--- begin Supplied data ---

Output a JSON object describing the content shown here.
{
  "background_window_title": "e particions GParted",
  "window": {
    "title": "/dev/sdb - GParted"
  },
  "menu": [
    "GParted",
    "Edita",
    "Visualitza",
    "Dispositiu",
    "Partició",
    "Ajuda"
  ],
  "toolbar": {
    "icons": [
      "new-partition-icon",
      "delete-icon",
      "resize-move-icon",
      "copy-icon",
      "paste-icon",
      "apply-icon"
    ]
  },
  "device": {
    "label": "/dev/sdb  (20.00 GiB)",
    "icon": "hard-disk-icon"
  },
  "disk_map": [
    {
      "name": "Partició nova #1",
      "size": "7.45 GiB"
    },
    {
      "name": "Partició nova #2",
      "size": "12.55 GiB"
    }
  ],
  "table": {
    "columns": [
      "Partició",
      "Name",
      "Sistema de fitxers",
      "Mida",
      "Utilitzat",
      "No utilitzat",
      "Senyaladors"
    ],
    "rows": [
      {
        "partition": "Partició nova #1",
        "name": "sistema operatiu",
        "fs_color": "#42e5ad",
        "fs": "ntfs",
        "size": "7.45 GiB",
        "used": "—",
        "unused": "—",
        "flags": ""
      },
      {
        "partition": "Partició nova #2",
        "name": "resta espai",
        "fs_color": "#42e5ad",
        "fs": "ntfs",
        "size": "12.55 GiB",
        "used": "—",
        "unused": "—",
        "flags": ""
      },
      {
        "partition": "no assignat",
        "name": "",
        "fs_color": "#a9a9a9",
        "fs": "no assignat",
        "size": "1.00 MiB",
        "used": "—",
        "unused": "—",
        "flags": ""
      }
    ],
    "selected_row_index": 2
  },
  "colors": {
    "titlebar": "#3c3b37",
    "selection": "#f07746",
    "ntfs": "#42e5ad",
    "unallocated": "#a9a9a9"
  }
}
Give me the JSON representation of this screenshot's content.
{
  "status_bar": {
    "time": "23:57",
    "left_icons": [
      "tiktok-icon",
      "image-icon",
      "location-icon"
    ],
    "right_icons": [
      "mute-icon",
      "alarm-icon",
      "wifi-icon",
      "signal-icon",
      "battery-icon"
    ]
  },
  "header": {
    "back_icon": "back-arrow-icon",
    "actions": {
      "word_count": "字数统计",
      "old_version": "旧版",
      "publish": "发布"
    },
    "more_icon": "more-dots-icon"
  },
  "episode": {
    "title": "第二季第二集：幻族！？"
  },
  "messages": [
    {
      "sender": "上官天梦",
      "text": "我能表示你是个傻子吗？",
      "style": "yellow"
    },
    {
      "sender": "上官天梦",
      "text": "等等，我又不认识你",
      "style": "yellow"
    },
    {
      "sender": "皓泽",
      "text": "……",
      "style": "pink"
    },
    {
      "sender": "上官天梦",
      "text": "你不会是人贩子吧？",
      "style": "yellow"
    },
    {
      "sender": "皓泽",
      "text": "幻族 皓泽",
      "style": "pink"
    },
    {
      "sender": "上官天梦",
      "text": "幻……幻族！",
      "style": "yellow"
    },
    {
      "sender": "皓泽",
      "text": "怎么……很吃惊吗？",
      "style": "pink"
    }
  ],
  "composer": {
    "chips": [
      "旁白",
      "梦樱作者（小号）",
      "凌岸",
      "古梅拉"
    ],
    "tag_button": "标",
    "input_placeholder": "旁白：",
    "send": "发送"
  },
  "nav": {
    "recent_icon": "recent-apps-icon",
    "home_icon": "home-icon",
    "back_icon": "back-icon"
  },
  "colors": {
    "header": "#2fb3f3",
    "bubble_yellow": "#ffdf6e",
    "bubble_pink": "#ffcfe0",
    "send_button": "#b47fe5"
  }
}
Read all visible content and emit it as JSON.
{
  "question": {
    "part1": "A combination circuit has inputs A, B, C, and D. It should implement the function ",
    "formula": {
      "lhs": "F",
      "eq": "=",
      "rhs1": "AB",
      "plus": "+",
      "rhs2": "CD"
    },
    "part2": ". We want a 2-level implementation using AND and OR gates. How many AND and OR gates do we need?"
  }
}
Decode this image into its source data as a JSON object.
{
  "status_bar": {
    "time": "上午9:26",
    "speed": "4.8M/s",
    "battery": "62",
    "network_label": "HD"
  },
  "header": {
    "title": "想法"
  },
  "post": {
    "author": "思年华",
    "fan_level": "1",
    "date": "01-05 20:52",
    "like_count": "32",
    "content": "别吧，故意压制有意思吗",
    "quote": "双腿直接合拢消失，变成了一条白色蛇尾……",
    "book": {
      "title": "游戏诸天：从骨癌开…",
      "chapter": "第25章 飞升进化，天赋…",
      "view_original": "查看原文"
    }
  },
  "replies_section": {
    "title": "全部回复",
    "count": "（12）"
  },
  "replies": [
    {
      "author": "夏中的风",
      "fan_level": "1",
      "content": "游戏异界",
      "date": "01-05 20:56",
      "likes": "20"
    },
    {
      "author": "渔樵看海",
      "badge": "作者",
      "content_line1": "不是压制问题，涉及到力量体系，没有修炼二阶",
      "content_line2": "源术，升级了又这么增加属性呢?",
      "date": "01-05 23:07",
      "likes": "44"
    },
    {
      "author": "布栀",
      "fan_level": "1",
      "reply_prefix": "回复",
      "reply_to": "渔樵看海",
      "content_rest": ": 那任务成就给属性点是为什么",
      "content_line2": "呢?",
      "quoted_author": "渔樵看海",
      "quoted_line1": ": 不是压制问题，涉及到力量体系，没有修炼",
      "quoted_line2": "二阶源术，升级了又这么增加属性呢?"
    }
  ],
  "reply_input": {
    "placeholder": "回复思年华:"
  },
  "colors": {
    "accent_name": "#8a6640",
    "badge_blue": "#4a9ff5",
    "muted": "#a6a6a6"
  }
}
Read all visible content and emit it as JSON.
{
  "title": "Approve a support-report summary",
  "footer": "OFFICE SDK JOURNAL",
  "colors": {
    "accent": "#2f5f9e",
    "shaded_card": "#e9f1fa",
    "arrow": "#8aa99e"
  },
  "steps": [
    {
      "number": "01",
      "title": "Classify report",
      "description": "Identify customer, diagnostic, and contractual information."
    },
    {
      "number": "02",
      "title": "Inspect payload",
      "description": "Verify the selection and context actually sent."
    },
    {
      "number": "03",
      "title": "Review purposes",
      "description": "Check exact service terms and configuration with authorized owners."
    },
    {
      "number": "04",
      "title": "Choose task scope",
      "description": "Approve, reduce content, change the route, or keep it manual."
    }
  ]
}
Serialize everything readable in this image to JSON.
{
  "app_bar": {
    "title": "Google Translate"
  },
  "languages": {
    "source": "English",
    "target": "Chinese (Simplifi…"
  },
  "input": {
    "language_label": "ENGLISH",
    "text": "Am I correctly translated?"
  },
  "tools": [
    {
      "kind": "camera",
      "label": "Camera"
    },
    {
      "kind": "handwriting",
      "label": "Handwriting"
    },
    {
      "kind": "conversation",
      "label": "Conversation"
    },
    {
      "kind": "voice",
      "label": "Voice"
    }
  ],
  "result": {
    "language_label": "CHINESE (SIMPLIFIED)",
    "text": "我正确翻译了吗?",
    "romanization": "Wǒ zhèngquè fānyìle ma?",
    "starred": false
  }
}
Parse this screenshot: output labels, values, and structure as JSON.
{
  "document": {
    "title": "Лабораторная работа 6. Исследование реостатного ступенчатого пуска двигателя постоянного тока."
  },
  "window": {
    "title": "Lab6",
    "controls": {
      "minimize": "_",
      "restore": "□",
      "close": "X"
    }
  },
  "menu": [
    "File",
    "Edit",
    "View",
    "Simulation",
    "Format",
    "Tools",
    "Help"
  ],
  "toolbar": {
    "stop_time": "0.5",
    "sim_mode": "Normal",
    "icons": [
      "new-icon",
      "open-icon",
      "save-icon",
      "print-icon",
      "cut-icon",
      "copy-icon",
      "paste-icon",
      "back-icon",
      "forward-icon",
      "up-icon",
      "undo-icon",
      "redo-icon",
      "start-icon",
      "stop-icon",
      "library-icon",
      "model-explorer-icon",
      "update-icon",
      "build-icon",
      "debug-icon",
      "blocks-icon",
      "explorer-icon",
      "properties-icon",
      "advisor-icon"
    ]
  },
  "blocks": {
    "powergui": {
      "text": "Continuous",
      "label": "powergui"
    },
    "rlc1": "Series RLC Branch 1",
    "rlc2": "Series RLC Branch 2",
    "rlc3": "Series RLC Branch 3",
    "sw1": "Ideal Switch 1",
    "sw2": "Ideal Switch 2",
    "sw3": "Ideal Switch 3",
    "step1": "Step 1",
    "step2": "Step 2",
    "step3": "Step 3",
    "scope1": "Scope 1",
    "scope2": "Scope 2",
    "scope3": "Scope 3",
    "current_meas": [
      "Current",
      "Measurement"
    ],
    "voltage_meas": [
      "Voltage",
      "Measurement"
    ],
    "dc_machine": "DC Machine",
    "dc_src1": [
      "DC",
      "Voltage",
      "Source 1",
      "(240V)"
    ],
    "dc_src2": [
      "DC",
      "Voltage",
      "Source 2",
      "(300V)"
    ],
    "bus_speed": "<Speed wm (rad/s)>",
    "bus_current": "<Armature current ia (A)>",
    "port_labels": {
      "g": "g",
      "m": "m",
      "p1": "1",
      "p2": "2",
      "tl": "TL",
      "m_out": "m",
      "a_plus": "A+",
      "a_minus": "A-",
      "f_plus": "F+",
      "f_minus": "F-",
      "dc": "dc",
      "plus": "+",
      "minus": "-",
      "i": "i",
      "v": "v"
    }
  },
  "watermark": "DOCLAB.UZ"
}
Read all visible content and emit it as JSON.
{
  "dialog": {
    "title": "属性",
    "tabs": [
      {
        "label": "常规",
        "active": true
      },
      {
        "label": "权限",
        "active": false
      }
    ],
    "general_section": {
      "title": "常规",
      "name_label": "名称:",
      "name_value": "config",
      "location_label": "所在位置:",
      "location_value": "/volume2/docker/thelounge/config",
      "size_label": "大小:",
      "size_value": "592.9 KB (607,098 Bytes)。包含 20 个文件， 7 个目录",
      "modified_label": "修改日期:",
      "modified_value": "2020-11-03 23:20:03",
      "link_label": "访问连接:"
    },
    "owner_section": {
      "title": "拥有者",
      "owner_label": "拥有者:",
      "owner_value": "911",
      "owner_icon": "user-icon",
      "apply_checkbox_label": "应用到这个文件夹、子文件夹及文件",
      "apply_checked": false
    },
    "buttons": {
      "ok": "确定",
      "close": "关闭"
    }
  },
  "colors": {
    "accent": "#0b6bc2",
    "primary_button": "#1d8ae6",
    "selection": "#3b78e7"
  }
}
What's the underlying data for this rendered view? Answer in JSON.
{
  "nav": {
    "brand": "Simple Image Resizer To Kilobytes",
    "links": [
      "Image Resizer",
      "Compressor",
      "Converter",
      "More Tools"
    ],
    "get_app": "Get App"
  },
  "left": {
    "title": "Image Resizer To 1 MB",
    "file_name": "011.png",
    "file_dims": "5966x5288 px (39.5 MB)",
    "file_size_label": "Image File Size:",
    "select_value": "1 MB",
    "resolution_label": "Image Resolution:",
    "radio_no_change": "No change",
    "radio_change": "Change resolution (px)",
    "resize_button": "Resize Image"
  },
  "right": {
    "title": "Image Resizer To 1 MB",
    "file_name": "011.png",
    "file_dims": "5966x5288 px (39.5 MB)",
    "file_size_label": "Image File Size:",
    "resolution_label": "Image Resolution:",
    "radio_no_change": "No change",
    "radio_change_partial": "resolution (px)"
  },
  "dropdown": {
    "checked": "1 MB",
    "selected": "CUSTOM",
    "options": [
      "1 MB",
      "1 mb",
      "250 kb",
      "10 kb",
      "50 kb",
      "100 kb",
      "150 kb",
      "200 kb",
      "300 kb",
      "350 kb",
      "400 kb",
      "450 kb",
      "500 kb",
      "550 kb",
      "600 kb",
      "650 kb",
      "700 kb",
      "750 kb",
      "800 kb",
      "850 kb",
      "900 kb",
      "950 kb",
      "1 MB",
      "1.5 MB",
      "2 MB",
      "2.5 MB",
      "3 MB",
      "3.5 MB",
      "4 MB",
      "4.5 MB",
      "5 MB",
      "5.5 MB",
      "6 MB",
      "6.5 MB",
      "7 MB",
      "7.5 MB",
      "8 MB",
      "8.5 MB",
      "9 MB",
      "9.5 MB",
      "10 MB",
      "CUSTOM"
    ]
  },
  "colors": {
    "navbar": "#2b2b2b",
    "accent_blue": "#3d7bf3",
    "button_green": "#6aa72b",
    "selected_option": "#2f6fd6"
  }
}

--- end Supplied data ---

Among the entries above, how many lines hold the string "JSON"? Respond with nothing but the number.

● Exercise output: 9